EXERCISE — Would you extract the whole listing below and retype it exactly?

RECORD EXCERPTS —
• • • •

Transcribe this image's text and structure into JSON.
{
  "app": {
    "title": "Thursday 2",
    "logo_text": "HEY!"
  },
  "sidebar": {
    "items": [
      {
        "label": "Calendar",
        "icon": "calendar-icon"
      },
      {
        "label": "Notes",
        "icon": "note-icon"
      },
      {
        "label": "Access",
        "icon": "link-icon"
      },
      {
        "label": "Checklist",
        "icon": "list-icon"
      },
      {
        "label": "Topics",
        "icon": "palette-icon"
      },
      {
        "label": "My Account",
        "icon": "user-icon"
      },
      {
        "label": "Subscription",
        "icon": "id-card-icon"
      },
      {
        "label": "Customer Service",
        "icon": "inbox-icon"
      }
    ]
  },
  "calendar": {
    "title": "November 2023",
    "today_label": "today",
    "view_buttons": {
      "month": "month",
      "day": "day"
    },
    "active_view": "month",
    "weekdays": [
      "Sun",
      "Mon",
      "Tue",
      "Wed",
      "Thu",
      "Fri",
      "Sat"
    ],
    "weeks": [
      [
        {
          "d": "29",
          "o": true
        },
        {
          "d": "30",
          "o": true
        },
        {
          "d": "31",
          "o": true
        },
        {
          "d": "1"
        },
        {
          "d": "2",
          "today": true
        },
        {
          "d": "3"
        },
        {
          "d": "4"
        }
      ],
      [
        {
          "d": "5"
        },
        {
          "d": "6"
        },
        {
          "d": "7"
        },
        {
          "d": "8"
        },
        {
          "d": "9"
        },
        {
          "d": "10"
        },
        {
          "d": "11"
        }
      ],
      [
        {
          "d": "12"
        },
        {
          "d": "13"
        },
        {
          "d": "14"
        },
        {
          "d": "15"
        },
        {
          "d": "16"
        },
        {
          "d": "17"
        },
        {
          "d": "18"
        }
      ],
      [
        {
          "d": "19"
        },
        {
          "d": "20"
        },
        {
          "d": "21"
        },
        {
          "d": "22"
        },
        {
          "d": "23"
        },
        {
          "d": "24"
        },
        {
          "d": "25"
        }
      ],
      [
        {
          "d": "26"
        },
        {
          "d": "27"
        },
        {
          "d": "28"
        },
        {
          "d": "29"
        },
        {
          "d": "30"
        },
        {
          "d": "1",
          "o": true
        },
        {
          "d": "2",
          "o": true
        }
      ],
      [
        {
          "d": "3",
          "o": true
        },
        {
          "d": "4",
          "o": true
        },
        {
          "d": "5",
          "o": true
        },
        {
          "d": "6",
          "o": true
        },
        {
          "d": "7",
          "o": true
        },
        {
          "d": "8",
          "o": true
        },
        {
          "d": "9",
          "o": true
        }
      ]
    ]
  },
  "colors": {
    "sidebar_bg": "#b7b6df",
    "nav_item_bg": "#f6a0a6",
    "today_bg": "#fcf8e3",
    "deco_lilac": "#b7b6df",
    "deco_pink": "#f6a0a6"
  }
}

• • • •

ANSWER BELOW —
Transcribe this image's text and structure into JSON.
{
  "app": {
    "title": "Thursday 2",
    "logo_text": "HEY!"
  },
  "sidebar": {
    "items": [
      {
        "label": "Calendar",
        "icon": "calendar-icon"
      },
      {
        "label": "Notes",
        "icon": "note-icon"
      },
      {
        "label": "Access",
        "icon": "link-icon"
      },
      {
        "label": "Checklist",
        "icon": "list-icon"
      },
      {
        "label": "Topics",
        "icon": "palette-icon"
      },
      {
        "label": "My Account",
        "icon": "user-icon"
      },
      {
        "label": "Subscription",
        "icon": "id-card-icon"
      },
      {
        "label": "Customer Service",
        "icon": "inbox-icon"
      }
    ]
  },
  "calendar": {
    "title": "November 2023",
    "today_label": "today",
    "view_buttons": {
      "month": "month",
      "day": "day"
    },
    "active_view": "month",
    "weekdays": [
      "Sun",
      "Mon",
      "Tue",
      "Wed",
      "Thu",
      "Fri",
      "Sat"
    ],
    "weeks": [
      [
        {
          "d": "29",
          "o": true
        },
        {
          "d": "30",
          "o": true
        },
        {
          "d": "31",
          "o": true
        },
        {
          "d": "1"
        },
        {
          "d": "2",
          "today": true
        },
        {
          "d": "3"
        },
        {
          "d": "4"
        }
      ],
      [
        {
          "d": "5"
        },
        {
          "d": "6"
        },
        {
          "d": "7"
        },
        {
          "d": "8"
        },
        {
          "d": "9"
        },
        {
          "d": "10"
        },
        {
          "d": "11"
        }
      ],
      [
        {
          "d": "12"
        },
        {
          "d": "13"
        },
        {
          "d": "14"
        },
        {
          "d": "15"
        },
        {
          "d": "16"
        },
        {
          "d": "17"
        },
        {
          "d": "18"
        }
      ],
      [
        {
          "d": "19"
        },
        {
          "d": "20"
        },
        {
          "d": "21"
        },
        {
          "d": "22"
        },
        {
          "d": "23"
        },
        {
          "d": "24"
        },
        {
          "d": "25"
        }
      ],
      [
        {
          "d": "26"
        },
        {
          "d": "27"
        },
        {
          "d": "28"
        },
        {
          "d": "29"
        },
        {
          "d": "30"
        },
        {
          "d": "1",
          "o": true
        },
        {
          "d": "2",
          "o": true
        }
      ],
      [
        {
          "d": "3",
          "o": true
        },
        {
          "d": "4",
          "o": true
        },
        {
          "d": "5",
          "o": true
        },
        {
          "d": "6",
          "o": true
        },
        {
          "d": "7",
          "o": true
        },
        {
          "d": "8",
          "o": true
        },
        {
          "d": "9",
          "o": true
        }
      ]
    ]
  },
  "colors": {
    "sidebar_bg": "#b7b6df",
    "nav_item_bg": "#f6a0a6",
    "today_bg": "#fcf8e3",
    "deco_lilac": "#b7b6df",
    "deco_pink": "#f6a0a6"
  }
}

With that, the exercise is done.